TO DO>
a: In the hwclock patch message, what error message does the patch print when the RTC time is invalid?
b: Rewrite the hwclock patch message starting at "t = read_rtc(utc);" and ending at "if(tv.tv_sec == (time_t)-1)", with "read_rtc" changed to "get_rtc_time".

Hi all, 

I've recently observed that the hwclock command sometimes gives 31.Dec 23:59:59 
as output (smells like -1, does it). A quick look at the code brought up that 
the hwclock applet uses the output of mktime without error checking. 
I've fixed this by checking the return value of read_rtc and giving an error 
message if it is -1. I've attached a patch that works for me and doesn't give 
out the wrong time any more if the RTC driver reads garbage. 

Regards, 
Steve


diff -uNr busybox-1.5.0/util-linux/hwclock.c 
busybox-1.5.0-mod/util-linux/hwclock.c
--- busybox-1.5.0/util-linux/hwclock.c  2007-03-22 21:21:39.000000000 +0100
+++ busybox-1.5.0-mod/util-linux/hwclock.c      2007-03-29 13:53:14.000000000 
+0200
@@ -106,6 +107,11 @@
        RESERVE_CONFIG_BUFFER(buffer, 64);
 
        t = read_rtc(utc);
+       if(t == (time_t)-1) {
+               RELEASE_CONFIG_BUFFER(buffer);
+               bb_error_msg_and_die("invalid RTC time !");
+       }
+
        ptm = localtime(&t);  /* Sets 'tzname[]' */
 
        safe_strncpy(buffer, ctime(&t), 64);
@@ -125,6 +131,8 @@
        const struct timezone tz = { timezone/60 - 60*daylight, 0 };
 
        tv.tv_sec = read_rtc(utc);
+       if(tv.tv_sec == (time_t)-1)

(Element and region data)
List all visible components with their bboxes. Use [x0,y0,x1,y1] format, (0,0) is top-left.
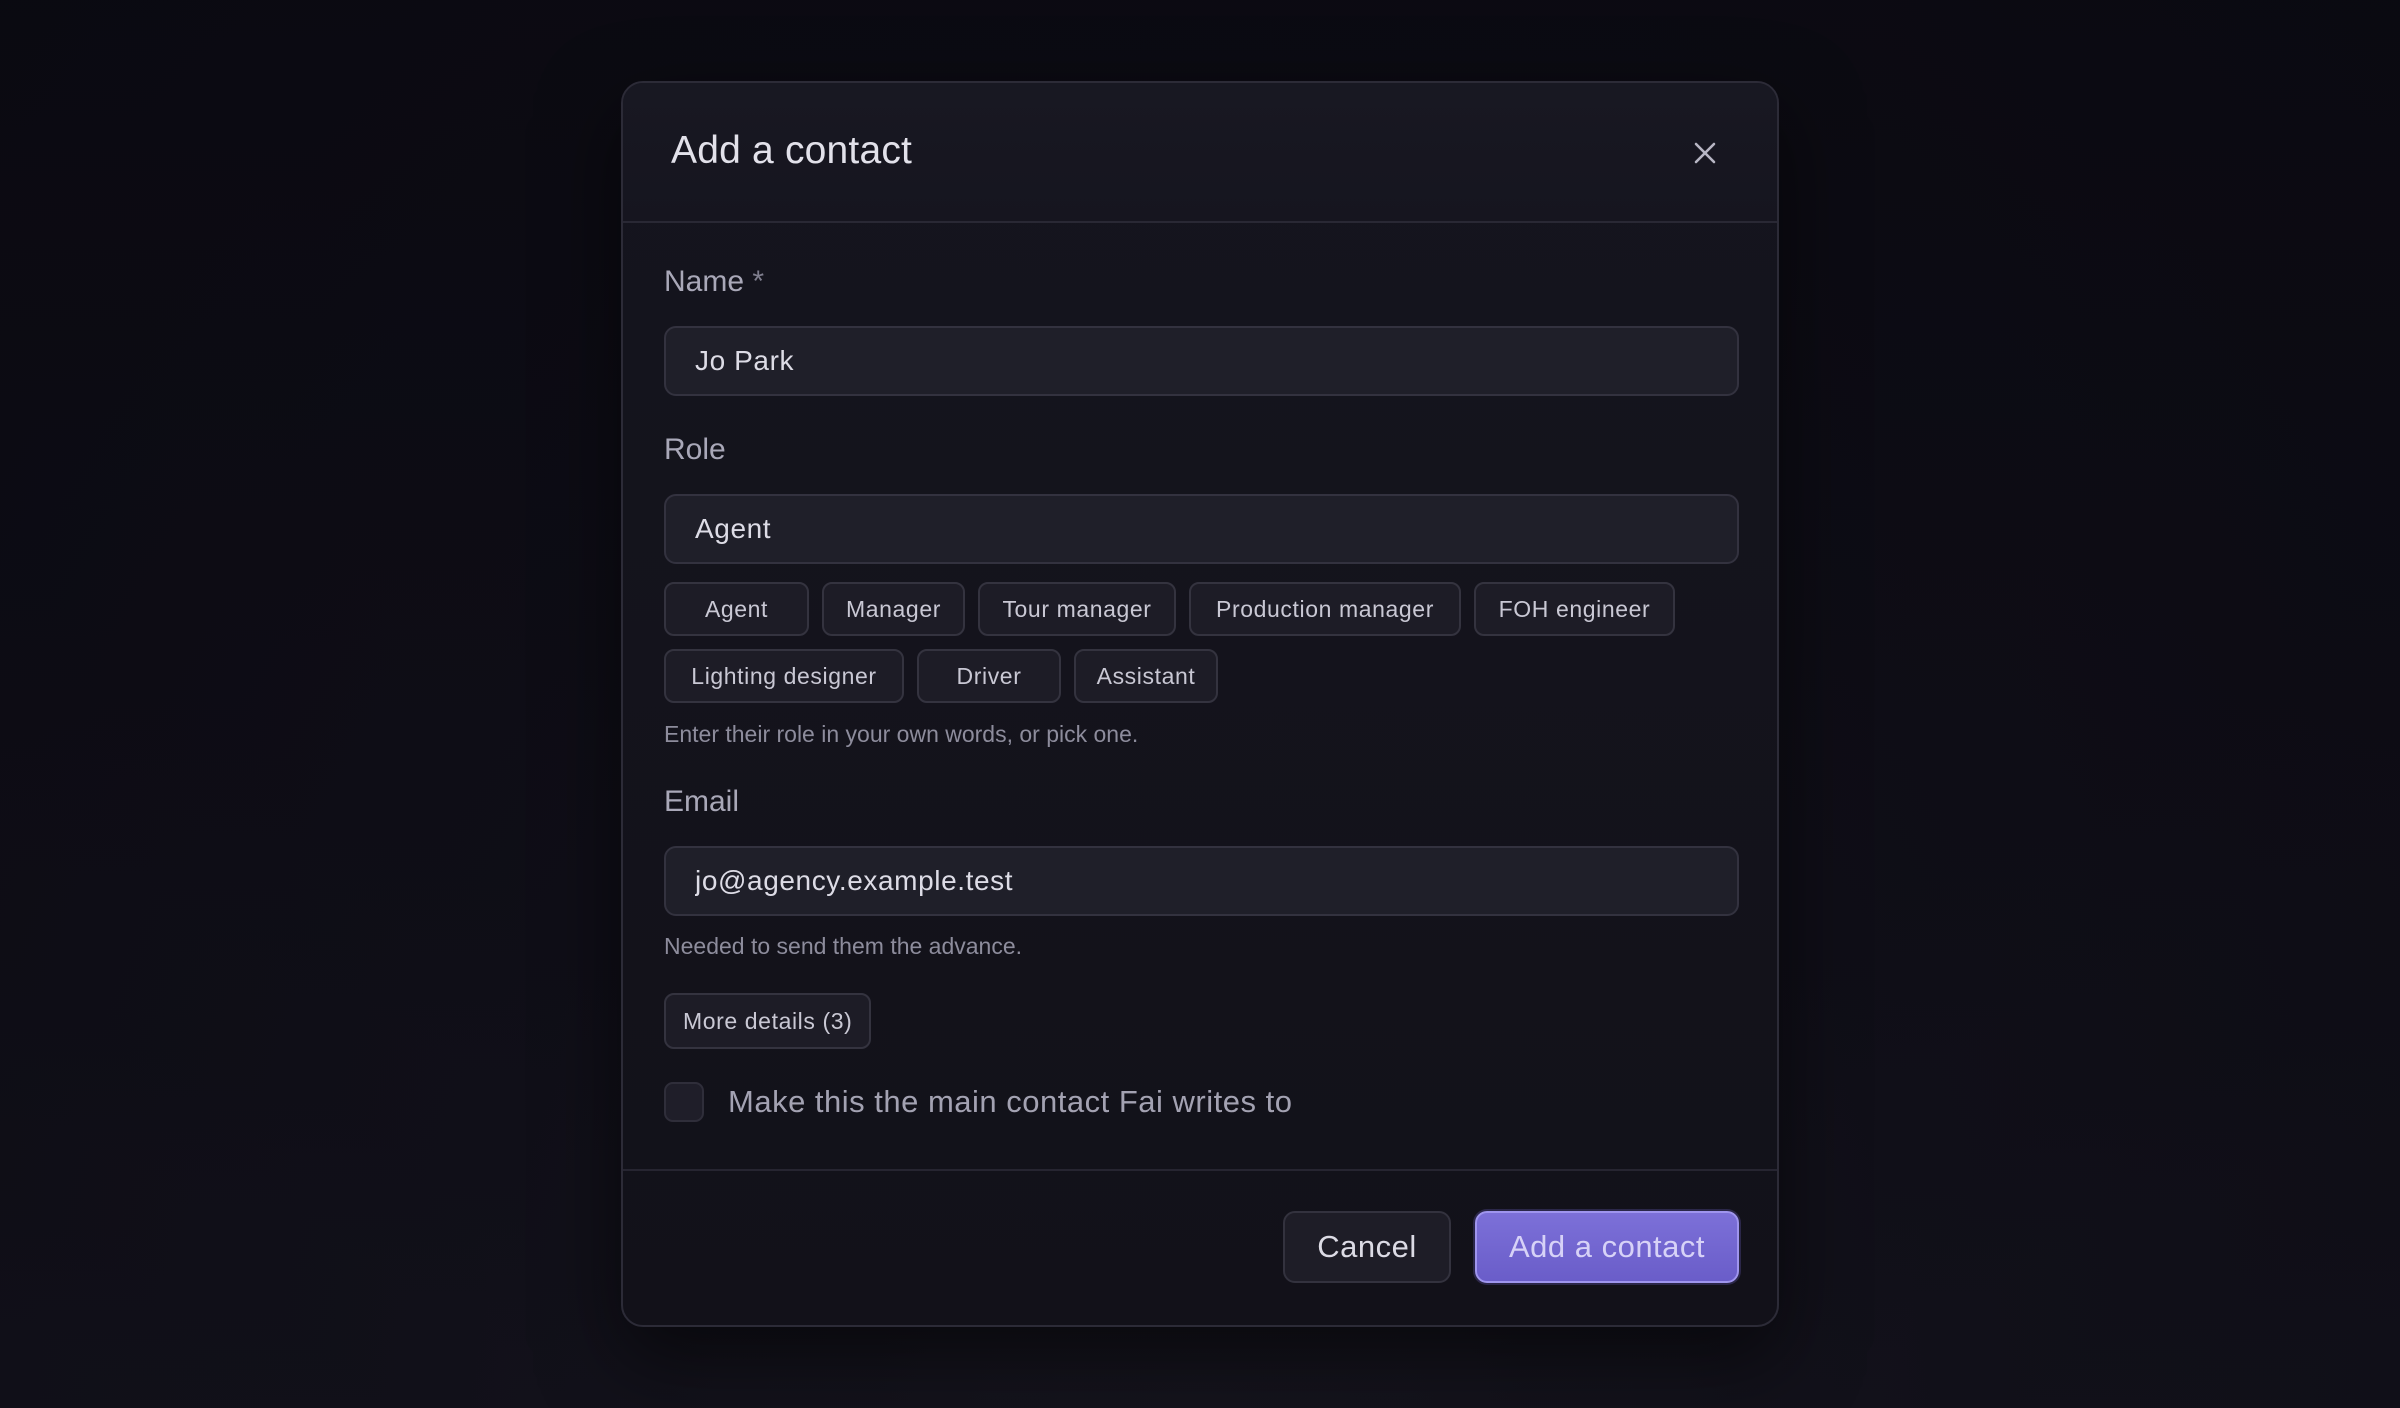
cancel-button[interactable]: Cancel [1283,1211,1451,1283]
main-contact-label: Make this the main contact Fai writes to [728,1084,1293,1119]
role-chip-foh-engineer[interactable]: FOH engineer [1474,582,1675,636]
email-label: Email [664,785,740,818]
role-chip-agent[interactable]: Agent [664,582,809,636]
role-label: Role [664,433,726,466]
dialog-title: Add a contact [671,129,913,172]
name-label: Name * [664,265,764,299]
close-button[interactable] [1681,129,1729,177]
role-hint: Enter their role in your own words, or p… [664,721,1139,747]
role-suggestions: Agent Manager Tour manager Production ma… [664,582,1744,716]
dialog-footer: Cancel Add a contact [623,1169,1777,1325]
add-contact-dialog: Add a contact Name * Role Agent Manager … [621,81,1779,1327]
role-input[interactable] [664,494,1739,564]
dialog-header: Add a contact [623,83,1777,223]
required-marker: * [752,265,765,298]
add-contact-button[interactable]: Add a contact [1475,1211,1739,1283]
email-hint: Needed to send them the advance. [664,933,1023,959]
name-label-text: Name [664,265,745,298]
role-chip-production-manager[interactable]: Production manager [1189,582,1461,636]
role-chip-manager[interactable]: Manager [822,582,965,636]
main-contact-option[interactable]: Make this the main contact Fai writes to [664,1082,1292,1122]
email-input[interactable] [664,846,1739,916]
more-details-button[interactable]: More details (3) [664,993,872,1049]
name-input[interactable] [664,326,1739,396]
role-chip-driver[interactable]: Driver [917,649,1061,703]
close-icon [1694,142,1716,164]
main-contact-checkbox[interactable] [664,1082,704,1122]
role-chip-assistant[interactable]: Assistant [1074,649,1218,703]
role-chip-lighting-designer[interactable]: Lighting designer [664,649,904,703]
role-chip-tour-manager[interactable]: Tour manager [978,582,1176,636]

FULL ANSWERS>
a: "invalid RTC time !"

b:
t = get_rtc_time(utc);
+       if(t == (time_t)-1) {
+               RELEASE_CONFIG_BUFFER(buffer);
+               bb_error_msg_and_die("invalid RTC time !");
+       }
+
        ptm = localtime(&t);  /* Sets 'tzname[]' */
 
        safe_strncpy(buffer, ctime(&t), 64);
@@ -125,6 +131,8 @@
        const struct timezone tz = { timezone/60 - 60*daylight, 0 };
 
        tv.tv_sec = get_rtc_time(utc);
+       if(tv.tv_sec == (time_t)-1)